• _Problem_
Copy each line in the data below that contains the word "start".

Interface dataset entries
↓

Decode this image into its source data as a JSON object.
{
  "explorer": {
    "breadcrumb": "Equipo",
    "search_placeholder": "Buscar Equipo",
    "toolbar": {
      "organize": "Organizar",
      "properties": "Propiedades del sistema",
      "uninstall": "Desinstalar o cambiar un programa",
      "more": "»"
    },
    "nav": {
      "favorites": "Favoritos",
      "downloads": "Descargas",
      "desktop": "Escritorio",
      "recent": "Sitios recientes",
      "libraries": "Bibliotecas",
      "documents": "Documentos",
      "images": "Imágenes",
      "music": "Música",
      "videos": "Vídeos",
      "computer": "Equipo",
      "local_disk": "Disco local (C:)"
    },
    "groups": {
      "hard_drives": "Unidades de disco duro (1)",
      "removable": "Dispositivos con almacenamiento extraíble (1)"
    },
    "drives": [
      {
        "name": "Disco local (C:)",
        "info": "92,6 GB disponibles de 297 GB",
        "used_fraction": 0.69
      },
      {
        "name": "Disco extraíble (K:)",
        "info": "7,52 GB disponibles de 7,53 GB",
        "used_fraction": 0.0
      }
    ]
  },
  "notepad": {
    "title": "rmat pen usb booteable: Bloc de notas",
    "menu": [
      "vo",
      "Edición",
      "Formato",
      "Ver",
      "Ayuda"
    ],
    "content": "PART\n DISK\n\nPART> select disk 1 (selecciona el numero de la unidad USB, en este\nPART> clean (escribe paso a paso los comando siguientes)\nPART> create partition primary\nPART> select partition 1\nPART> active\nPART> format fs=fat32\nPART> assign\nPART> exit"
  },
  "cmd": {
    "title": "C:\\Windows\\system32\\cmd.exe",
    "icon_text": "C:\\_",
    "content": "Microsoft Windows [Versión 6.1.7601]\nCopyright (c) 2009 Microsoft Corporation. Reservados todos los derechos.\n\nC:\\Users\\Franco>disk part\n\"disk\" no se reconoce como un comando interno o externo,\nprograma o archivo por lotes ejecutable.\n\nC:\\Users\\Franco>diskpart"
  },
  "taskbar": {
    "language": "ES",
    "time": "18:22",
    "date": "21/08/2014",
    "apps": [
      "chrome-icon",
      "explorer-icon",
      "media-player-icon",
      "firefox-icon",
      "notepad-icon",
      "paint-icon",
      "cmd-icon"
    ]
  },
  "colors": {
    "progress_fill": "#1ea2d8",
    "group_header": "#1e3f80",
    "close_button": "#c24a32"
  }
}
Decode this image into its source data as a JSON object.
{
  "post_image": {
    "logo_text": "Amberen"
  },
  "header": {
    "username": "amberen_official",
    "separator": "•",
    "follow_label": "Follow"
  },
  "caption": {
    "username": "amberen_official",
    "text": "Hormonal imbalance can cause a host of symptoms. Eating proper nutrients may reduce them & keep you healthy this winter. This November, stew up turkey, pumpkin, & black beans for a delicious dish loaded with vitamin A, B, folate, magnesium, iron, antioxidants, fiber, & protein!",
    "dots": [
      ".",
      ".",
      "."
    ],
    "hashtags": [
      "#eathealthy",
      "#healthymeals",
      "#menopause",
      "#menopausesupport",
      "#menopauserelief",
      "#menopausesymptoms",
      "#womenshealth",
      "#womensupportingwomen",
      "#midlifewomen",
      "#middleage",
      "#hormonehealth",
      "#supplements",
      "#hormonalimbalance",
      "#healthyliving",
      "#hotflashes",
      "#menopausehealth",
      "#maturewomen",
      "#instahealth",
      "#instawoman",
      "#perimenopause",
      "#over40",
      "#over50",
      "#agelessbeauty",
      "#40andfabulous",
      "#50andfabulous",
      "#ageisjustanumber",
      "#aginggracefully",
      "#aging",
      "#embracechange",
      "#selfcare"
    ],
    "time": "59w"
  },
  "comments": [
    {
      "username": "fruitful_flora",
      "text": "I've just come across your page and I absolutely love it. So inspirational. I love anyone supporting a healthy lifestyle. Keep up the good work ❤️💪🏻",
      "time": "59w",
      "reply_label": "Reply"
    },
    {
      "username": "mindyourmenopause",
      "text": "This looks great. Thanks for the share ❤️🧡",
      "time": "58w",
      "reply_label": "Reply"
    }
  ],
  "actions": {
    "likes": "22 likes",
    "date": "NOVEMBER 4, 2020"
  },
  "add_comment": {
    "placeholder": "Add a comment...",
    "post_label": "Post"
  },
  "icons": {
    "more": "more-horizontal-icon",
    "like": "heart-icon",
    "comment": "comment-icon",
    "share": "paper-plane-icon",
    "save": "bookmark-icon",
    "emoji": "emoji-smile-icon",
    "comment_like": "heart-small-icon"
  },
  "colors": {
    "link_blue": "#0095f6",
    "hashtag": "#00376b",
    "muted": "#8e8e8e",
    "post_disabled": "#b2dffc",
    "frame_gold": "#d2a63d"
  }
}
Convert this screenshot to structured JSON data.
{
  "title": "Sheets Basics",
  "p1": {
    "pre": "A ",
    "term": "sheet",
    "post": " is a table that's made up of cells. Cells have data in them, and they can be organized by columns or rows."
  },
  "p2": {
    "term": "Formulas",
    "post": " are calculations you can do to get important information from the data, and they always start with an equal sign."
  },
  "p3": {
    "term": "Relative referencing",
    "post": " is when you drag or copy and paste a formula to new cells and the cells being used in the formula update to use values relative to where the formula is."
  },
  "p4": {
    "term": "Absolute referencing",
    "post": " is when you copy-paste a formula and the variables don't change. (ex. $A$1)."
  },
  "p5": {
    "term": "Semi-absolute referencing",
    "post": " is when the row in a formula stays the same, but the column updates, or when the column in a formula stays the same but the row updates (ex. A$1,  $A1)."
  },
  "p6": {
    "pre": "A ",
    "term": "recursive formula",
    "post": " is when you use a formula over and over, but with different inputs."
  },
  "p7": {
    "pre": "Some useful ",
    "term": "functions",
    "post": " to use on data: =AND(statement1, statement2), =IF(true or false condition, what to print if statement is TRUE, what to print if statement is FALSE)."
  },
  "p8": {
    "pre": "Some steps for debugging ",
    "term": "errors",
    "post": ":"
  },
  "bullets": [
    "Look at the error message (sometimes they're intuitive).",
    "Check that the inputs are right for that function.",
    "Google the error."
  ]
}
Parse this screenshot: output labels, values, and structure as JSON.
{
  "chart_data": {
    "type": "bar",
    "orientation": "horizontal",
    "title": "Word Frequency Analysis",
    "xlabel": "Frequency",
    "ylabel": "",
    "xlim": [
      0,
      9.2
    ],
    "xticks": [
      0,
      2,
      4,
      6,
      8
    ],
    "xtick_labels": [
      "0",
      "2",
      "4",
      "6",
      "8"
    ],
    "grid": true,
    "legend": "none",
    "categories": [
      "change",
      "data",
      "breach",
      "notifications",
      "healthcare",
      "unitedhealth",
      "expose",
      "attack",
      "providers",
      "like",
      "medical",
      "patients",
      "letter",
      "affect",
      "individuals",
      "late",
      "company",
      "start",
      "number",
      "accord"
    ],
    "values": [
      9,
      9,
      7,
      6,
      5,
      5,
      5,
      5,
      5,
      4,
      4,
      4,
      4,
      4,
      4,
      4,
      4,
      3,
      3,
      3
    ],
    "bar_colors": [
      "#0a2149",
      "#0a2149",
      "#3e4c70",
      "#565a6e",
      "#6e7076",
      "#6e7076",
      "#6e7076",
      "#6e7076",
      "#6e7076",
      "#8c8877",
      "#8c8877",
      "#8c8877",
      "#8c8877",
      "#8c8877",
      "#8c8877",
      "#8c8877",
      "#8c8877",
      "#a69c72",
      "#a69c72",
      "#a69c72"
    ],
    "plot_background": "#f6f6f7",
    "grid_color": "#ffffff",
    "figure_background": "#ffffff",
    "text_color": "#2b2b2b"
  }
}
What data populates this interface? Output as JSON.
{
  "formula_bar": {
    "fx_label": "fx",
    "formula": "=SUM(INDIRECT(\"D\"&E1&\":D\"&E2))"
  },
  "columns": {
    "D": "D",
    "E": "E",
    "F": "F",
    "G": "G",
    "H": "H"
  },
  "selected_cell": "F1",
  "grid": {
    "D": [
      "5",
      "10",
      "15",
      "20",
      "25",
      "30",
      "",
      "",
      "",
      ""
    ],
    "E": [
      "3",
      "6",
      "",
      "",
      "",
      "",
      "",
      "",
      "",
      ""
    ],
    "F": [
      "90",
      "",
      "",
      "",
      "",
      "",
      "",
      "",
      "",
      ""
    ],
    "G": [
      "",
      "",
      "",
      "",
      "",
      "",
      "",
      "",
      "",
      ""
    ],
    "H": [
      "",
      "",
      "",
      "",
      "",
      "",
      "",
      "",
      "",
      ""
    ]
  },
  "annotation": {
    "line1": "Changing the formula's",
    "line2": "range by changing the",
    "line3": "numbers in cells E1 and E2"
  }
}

↑

• _Answer for the task_
    "post": " are calculations you can do to get important information from the data, and they always start with an equal sign."
      "start",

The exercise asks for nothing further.